(Figure contents as structured data)

- - -

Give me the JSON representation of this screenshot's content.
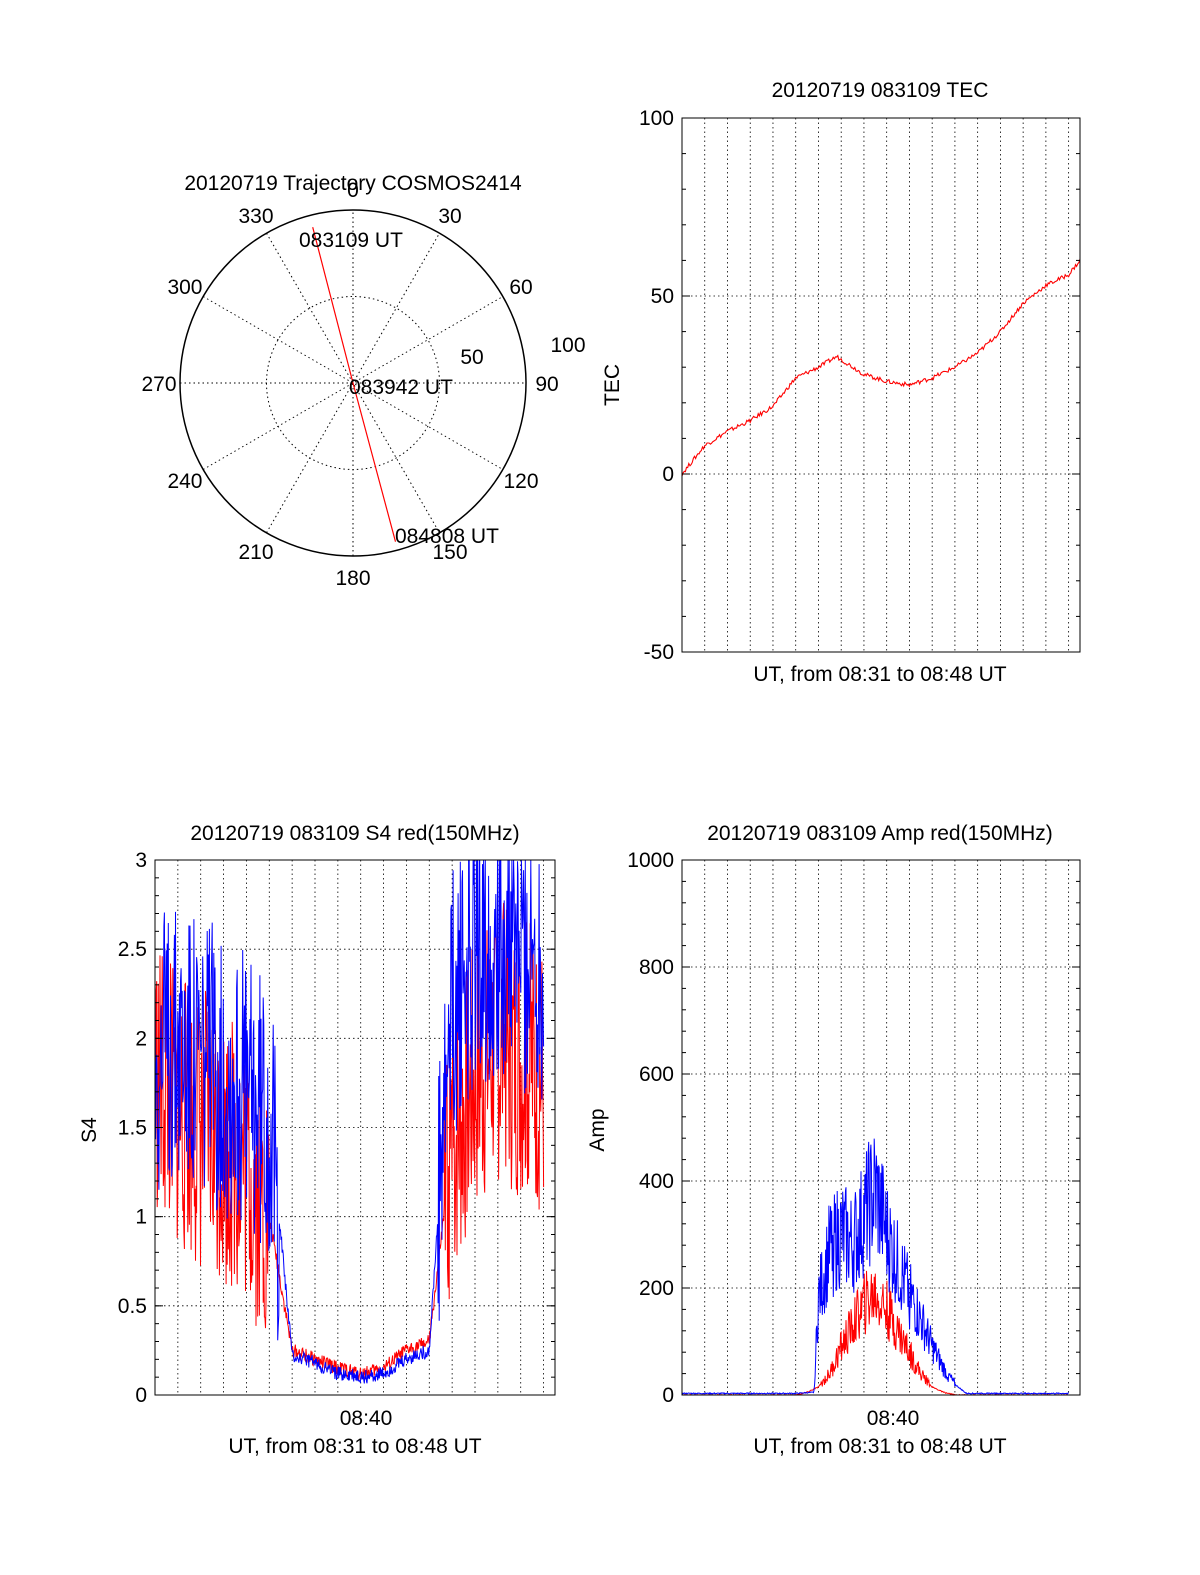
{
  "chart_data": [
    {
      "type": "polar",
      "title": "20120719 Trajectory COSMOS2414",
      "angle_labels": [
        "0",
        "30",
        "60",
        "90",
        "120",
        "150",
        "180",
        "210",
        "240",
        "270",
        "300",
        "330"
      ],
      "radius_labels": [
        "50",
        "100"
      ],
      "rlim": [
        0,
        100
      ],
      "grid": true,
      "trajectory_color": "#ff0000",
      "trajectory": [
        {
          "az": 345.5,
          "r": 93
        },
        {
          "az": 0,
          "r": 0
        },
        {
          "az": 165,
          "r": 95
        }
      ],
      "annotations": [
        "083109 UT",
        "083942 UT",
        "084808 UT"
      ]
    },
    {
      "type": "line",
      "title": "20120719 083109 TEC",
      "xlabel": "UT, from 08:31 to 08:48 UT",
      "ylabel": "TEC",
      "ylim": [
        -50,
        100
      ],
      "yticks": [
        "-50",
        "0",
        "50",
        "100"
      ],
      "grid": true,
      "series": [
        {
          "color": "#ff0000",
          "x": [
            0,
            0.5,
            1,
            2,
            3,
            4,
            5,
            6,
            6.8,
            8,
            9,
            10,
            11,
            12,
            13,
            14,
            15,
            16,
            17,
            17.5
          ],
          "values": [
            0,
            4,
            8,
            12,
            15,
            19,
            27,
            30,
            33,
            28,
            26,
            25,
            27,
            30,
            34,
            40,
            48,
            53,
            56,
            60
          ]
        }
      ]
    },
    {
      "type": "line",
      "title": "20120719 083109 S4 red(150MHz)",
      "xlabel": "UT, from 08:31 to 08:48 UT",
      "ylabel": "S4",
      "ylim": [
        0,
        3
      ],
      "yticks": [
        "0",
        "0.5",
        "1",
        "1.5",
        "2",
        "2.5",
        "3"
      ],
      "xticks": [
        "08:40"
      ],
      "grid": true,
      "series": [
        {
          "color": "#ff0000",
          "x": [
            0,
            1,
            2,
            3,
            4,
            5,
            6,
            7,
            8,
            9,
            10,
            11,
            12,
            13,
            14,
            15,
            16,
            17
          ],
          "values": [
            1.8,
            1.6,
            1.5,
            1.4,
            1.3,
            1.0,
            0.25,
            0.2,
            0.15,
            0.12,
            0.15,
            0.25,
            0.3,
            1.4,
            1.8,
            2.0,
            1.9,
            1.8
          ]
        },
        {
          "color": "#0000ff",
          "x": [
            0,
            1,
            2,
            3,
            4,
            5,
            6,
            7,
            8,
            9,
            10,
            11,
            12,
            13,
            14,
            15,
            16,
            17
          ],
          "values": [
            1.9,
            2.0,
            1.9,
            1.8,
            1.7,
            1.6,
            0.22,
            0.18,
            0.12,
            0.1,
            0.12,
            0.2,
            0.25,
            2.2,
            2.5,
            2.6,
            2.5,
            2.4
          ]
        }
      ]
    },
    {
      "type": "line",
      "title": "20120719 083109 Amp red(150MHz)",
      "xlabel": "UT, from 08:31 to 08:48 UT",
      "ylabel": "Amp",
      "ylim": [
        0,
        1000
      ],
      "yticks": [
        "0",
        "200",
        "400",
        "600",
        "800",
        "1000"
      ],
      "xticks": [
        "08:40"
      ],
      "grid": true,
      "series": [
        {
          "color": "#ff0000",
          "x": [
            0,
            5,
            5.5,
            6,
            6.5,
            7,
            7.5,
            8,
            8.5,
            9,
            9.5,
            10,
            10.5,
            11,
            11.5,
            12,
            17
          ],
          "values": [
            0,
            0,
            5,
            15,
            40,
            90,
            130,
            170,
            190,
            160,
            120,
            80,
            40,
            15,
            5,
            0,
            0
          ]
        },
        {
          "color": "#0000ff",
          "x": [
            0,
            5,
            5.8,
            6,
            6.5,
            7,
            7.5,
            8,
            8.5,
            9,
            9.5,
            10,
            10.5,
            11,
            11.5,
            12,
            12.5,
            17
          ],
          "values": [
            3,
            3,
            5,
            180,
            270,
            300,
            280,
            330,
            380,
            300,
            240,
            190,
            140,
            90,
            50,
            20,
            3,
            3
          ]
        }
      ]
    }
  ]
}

- - -

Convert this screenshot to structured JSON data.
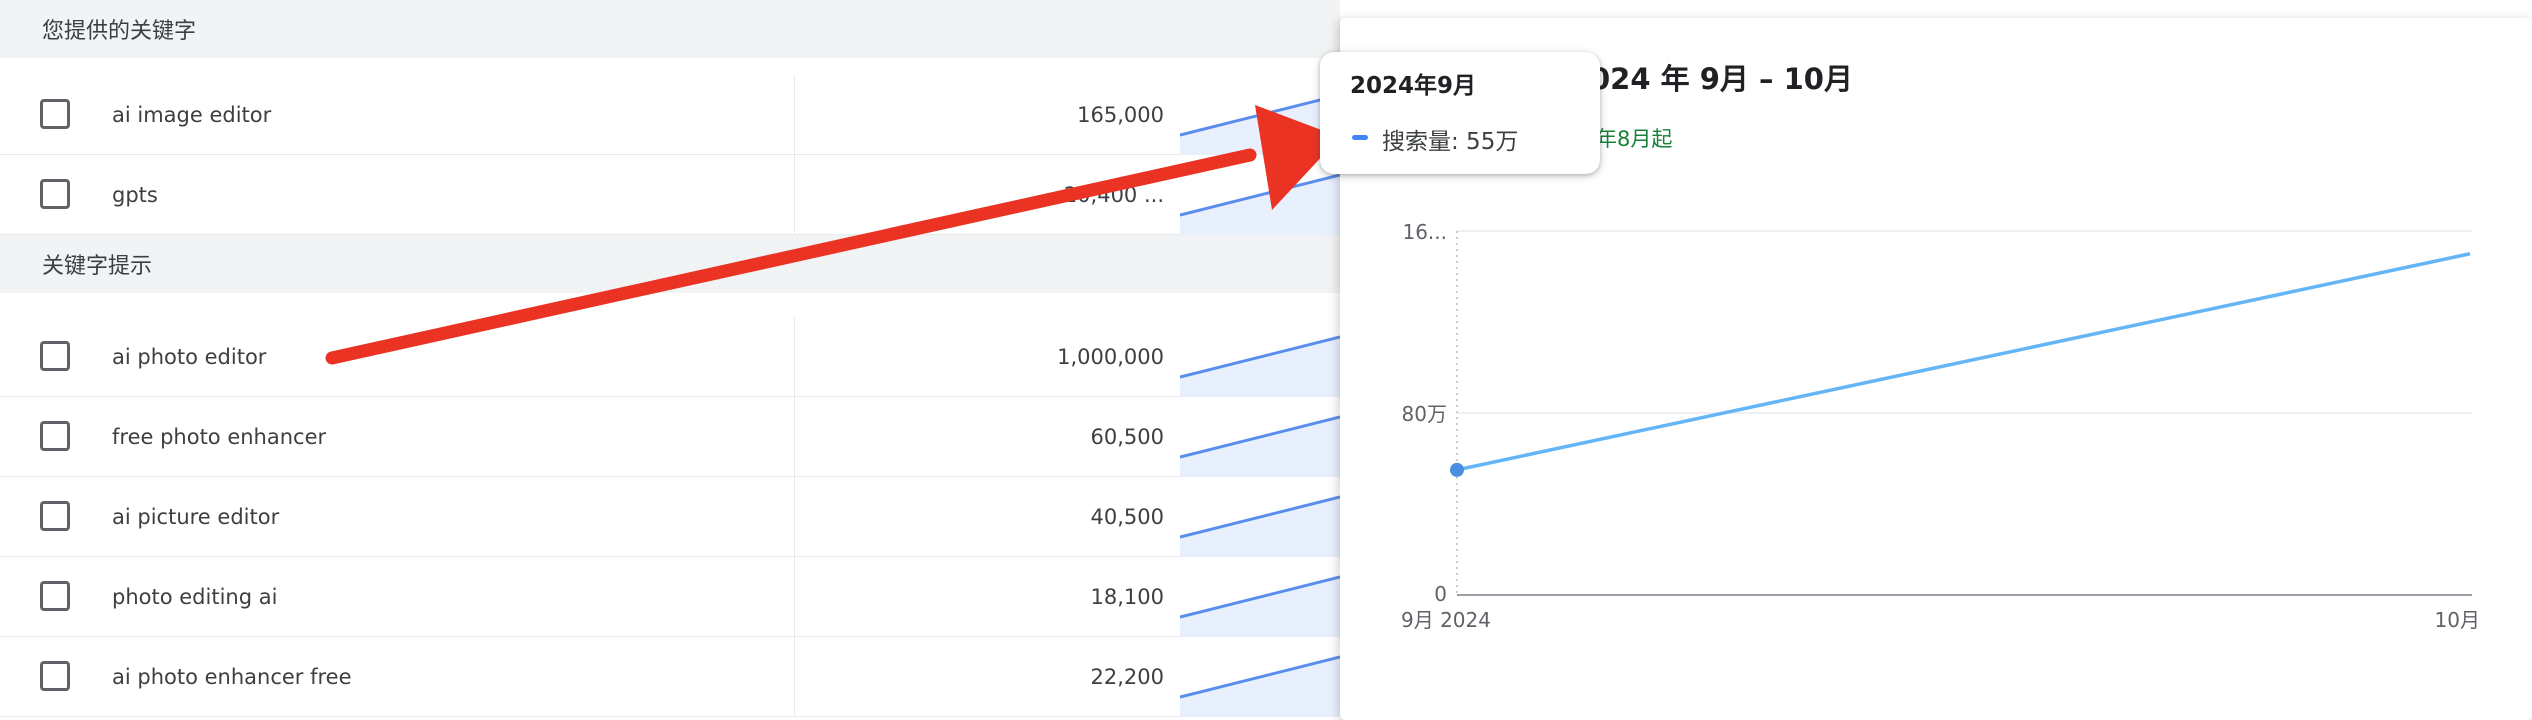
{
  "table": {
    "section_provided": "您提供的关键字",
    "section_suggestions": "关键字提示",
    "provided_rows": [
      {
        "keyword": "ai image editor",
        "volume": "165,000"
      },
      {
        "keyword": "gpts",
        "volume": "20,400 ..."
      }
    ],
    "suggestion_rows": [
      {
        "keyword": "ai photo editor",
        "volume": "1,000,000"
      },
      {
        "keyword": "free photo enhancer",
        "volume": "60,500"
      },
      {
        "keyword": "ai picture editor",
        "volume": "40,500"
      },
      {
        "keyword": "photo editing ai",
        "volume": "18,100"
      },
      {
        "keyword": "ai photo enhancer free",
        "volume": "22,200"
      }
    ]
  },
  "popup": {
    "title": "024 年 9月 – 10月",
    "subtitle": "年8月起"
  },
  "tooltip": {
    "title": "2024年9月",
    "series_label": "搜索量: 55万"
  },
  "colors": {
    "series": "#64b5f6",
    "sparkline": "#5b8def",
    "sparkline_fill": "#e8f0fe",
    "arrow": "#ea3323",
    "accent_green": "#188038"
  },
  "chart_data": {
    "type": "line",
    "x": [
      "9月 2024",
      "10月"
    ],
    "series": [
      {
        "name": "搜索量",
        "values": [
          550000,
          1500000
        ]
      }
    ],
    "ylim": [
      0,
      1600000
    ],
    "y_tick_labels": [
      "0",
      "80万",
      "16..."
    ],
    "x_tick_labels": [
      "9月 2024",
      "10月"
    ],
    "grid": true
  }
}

- - -

#### [Exercise details]
Identify each line containing the string "keyword" and copy it out.

#### [Task response]
        "keyword": "ai image editor",
        "keyword": "gpts",
        "keyword": "ai photo editor",
        "keyword": "free photo enhancer",
        "keyword": "ai picture editor",
        "keyword": "photo editing ai",
        "keyword": "ai photo enhancer free",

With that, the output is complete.